Working data.
+ + + + + + +

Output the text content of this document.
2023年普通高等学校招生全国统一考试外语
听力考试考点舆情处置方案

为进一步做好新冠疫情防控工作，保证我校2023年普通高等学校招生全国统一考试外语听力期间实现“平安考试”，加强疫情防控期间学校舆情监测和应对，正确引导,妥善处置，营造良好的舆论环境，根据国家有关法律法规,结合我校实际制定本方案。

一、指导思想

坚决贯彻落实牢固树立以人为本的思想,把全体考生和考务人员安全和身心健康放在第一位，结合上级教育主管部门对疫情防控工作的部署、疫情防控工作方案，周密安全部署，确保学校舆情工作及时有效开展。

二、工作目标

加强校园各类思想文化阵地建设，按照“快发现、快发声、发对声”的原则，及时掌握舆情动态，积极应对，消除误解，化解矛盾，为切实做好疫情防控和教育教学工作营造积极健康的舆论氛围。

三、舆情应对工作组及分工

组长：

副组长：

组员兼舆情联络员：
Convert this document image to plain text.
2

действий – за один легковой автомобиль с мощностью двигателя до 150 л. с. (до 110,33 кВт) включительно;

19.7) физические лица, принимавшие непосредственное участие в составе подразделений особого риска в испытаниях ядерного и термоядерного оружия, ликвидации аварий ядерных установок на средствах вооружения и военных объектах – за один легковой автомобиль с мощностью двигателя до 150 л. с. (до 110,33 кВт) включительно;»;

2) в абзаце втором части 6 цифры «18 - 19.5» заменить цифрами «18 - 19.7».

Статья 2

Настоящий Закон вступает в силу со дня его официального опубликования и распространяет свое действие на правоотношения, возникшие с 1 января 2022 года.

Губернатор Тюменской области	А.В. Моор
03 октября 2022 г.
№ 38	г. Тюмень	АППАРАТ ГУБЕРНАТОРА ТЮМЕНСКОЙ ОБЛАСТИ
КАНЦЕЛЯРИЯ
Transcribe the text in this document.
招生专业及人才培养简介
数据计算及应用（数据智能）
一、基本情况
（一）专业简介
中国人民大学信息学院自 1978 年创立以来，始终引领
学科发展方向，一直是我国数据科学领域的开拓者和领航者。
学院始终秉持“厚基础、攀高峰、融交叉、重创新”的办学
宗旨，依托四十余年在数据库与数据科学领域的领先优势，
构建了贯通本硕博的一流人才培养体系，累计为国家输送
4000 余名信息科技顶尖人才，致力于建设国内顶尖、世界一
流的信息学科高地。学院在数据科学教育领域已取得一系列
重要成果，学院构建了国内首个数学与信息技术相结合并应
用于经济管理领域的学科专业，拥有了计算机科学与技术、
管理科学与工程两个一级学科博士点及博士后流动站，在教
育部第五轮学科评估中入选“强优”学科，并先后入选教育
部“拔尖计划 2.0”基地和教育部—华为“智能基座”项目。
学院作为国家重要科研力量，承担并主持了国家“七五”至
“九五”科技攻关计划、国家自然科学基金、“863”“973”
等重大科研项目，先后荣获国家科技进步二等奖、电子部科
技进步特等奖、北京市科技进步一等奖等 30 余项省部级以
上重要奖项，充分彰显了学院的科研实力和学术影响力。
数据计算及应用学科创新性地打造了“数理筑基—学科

+ + + + + + +

What is being asked. Please set down all the data word for word.

Solution for this exercise.
Output the text content of this document.
2023年普通高等学校招生全国统一考试外语
听力考试考点舆情处置方案

为进一步做好新冠疫情防控工作，保证我校2023年普通高等学校招生全国统一考试外语听力期间实现“平安考试”，加强疫情防控期间学校舆情监测和应对，正确引导,妥善处置，营造良好的舆论环境，根据国家有关法律法规,结合我校实际制定本方案。

一、指导思想

坚决贯彻落实牢固树立以人为本的思想,把全体考生和考务人员安全和身心健康放在第一位，结合上级教育主管部门对疫情防控工作的部署、疫情防控工作方案，周密安全部署，确保学校舆情工作及时有效开展。

二、工作目标

加强校园各类思想文化阵地建设，按照“快发现、快发声、发对声”的原则，及时掌握舆情动态，积极应对，消除误解，化解矛盾，为切实做好疫情防控和教育教学工作营造积极健康的舆论氛围。

三、舆情应对工作组及分工

组长：

副组长：

组员兼舆情联络员：
Convert this document image to plain text.
2

действий – за один легковой автомобиль с мощностью двигателя до 150 л. с. (до 110,33 кВт) включительно;

19.7) физические лица, принимавшие непосредственное участие в составе подразделений особого риска в испытаниях ядерного и термоядерного оружия, ликвидации аварий ядерных установок на средствах вооружения и военных объектах – за один легковой автомобиль с мощностью двигателя до 150 л. с. (до 110,33 кВт) включительно;»;

2) в абзаце втором части 6 цифры «18 - 19.5» заменить цифрами «18 - 19.7».

Статья 2

Настоящий Закон вступает в силу со дня его официального опубликования и распространяет свое действие на правоотношения, возникшие с 1 января 2022 года.

Губернатор Тюменской области	А.В. Моор
03 октября 2022 г.
№ 38	г. Тюмень	АППАРАТ ГУБЕРНАТОРА ТЮМЕНСКОЙ ОБЛАСТИ
КАНЦЕЛЯРИЯ
Transcribe the text in this document.
招生专业及人才培养简介
数据计算及应用（数据智能）
一、基本情况
（一）专业简介
中国人民大学信息学院自 1978 年创立以来，始终引领
学科发展方向，一直是我国数据科学领域的开拓者和领航者。
学院始终秉持“厚基础、攀高峰、融交叉、重创新”的办学
宗旨，依托四十余年在数据库与数据科学领域的领先优势，
构建了贯通本硕博的一流人才培养体系，累计为国家输送
4000 余名信息科技顶尖人才，致力于建设国内顶尖、世界一
流的信息学科高地。学院在数据科学教育领域已取得一系列
重要成果，学院构建了国内首个数学与信息技术相结合并应
用于经济管理领域的学科专业，拥有了计算机科学与技术、
管理科学与工程两个一级学科博士点及博士后流动站，在教
育部第五轮学科评估中入选“强优”学科，并先后入选教育
部“拔尖计划 2.0”基地和教育部—华为“智能基座”项目。
学院作为国家重要科研力量，承担并主持了国家“七五”至
“九五”科技攻关计划、国家自然科学基金、“863”“973”
等重大科研项目，先后荣获国家科技进步二等奖、电子部科
技进步特等奖、北京市科技进步一等奖等 30 余项省部级以
上重要奖项，充分彰显了学院的科研实力和学术影响力。
数据计算及应用学科创新性地打造了“数理筑基—学科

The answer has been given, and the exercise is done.